■ **取り組む課題**
下にある、ニクソンの『指導者とは』を紹介した文章を、一字一句変えずに全文複製してもらえますか。

■ **原文資料**
——————

指導者たちの決断力

北村 滋 前国家安全保障局長
エンタメ 読書

 愛読書の一つ『指導者とは』(徳岡孝夫訳、文春学藝ライブラリー)には、警視庁本富士警察署長に着任した直後、リーダーシップ論に関心が強かった時期に出会った。著者のリチャード・ニクソン元大統領は、我が国で特に人気の高い米国大統領、ジョン・F・ケネディに敗れた対抗馬として、ウォーターゲート事件の渦中の人物として、その後のオリバー・ストーン監督の『NIXON』におけるアンソニー・ホプキンスの悪役の秀逸さも相まって、ヒール感満載の政治家と見られている。しかし、その政治経歴は、下院議員、上院議員、アイゼンハワー政権で36代米国副大統領に就任するなど長く権力の中枢を歩み続けた。本書は、同氏が、大統領、副大統領などの要職にあった時期に出会ったチャーチル、ド・ゴール、フルシチョフ、周恩来ら戦後世界を動かした指導者の評伝である。実際に会見した時の印象や観察に基づき、指導者たちの決断力や行動を評価している部分は、特に興味深い。

——————

■ **データ行**
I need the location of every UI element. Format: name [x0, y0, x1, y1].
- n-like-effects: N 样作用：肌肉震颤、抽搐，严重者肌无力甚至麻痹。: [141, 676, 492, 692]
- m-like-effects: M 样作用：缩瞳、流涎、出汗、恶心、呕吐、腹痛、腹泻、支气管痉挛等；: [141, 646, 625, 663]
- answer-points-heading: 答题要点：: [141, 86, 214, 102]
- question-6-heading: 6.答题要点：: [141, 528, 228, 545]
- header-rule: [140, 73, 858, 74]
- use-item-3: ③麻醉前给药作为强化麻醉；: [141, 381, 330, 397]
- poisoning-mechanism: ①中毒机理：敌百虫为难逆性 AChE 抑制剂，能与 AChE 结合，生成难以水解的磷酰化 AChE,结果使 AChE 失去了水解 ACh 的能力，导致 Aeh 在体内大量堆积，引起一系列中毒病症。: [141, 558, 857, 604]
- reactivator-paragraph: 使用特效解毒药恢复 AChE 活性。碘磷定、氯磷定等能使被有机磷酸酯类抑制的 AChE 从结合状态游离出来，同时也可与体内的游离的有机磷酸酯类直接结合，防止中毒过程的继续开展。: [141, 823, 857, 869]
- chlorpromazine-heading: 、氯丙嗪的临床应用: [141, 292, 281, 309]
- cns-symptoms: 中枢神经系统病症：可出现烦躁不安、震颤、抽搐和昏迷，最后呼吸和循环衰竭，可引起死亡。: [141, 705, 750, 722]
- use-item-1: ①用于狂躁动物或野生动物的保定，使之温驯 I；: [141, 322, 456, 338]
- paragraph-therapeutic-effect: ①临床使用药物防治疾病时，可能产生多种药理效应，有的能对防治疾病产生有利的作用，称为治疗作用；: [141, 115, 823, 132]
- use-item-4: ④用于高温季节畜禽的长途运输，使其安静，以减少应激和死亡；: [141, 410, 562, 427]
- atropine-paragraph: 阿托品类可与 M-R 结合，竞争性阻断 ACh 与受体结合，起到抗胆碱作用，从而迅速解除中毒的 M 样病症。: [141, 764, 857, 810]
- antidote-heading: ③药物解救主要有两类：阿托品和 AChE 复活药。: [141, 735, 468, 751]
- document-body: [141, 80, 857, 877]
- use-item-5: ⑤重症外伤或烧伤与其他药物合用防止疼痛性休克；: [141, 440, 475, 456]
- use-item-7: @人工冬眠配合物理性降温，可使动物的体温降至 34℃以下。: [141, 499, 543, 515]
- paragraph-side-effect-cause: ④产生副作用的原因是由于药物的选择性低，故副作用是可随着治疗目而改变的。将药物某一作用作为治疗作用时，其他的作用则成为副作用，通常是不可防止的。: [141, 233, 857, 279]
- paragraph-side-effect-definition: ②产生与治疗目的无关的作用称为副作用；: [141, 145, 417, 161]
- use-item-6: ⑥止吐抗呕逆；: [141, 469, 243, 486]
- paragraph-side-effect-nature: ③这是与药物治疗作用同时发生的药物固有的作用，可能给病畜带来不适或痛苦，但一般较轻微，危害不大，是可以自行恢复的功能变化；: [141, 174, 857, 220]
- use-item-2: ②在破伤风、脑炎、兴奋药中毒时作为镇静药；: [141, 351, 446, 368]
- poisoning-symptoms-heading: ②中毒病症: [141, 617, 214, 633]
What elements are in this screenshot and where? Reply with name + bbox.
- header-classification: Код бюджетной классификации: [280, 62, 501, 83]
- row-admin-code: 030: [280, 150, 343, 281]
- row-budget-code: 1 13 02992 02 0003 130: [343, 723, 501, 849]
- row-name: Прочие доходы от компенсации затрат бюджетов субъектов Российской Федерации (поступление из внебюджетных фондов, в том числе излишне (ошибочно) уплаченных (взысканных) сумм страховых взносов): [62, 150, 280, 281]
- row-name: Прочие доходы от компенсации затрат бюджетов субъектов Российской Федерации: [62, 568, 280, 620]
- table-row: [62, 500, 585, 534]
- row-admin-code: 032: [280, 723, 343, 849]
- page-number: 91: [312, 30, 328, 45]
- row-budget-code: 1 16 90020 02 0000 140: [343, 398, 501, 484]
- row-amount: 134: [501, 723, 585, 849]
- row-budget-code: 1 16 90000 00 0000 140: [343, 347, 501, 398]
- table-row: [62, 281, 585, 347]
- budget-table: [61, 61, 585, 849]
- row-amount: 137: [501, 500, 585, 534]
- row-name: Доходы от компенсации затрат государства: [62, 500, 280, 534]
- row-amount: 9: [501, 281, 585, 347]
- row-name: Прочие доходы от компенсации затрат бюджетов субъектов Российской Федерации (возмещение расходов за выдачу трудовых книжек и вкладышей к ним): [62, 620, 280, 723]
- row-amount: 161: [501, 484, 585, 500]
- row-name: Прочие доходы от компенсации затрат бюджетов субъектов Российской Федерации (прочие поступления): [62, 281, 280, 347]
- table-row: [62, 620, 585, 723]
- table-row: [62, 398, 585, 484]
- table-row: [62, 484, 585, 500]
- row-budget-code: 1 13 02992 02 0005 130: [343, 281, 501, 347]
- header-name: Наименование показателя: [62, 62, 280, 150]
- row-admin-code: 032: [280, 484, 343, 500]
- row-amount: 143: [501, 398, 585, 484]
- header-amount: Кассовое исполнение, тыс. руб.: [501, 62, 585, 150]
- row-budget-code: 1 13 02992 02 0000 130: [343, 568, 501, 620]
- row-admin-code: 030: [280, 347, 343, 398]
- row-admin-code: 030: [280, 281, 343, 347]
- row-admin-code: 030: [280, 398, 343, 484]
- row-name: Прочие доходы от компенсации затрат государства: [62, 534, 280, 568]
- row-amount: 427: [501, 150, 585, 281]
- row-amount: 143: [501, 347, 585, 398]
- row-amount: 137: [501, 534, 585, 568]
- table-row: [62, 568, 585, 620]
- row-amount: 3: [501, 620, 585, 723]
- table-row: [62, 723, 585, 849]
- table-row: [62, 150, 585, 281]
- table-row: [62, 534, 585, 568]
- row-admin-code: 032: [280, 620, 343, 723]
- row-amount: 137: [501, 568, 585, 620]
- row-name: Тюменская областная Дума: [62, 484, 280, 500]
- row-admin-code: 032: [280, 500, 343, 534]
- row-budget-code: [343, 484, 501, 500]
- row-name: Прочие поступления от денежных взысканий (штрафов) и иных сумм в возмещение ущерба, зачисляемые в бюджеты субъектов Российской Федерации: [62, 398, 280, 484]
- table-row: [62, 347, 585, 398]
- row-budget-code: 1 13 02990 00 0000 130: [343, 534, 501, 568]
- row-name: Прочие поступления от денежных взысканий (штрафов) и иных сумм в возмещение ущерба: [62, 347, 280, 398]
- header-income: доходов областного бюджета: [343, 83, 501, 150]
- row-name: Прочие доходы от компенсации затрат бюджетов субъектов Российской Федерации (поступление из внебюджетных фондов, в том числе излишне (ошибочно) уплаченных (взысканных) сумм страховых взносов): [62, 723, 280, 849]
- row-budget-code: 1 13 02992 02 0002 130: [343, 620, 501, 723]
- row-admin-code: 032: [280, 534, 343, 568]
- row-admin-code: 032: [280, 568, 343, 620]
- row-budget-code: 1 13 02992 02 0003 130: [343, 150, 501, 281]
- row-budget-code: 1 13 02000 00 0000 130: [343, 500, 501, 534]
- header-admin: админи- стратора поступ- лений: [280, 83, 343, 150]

——————

■ **課題の解答**
指導者たちの決断力

北村 滋 前国家安全保障局長
エンタメ 読書

 愛読書の一つ『指導者とは』(徳岡孝夫訳、文春学藝ライブラリー)には、警視庁本富士警察署長に着任した直後、リーダーシップ論に関心が強かった時期に出会った。著者のリチャード・ニクソン元大統領は、我が国で特に人気の高い米国大統領、ジョン・F・ケネディに敗れた対抗馬として、ウォーターゲート事件の渦中の人物として、その後のオリバー・ストーン監督の『NIXON』におけるアンソニー・ホプキンスの悪役の秀逸さも相まって、ヒール感満載の政治家と見られている。しかし、その政治経歴は、下院議員、上院議員、アイゼンハワー政権で36代米国副大統領に就任するなど長く権力の中枢を歩み続けた。本書は、同氏が、大統領、副大統領などの要職にあった時期に出会ったチャーチル、ド・ゴール、フルシチョフ、周恩来ら戦後世界を動かした指導者の評伝である。実際に会見した時の印象や観察に基づき、指導者たちの決断力や行動を評価している部分は、特に興味深い。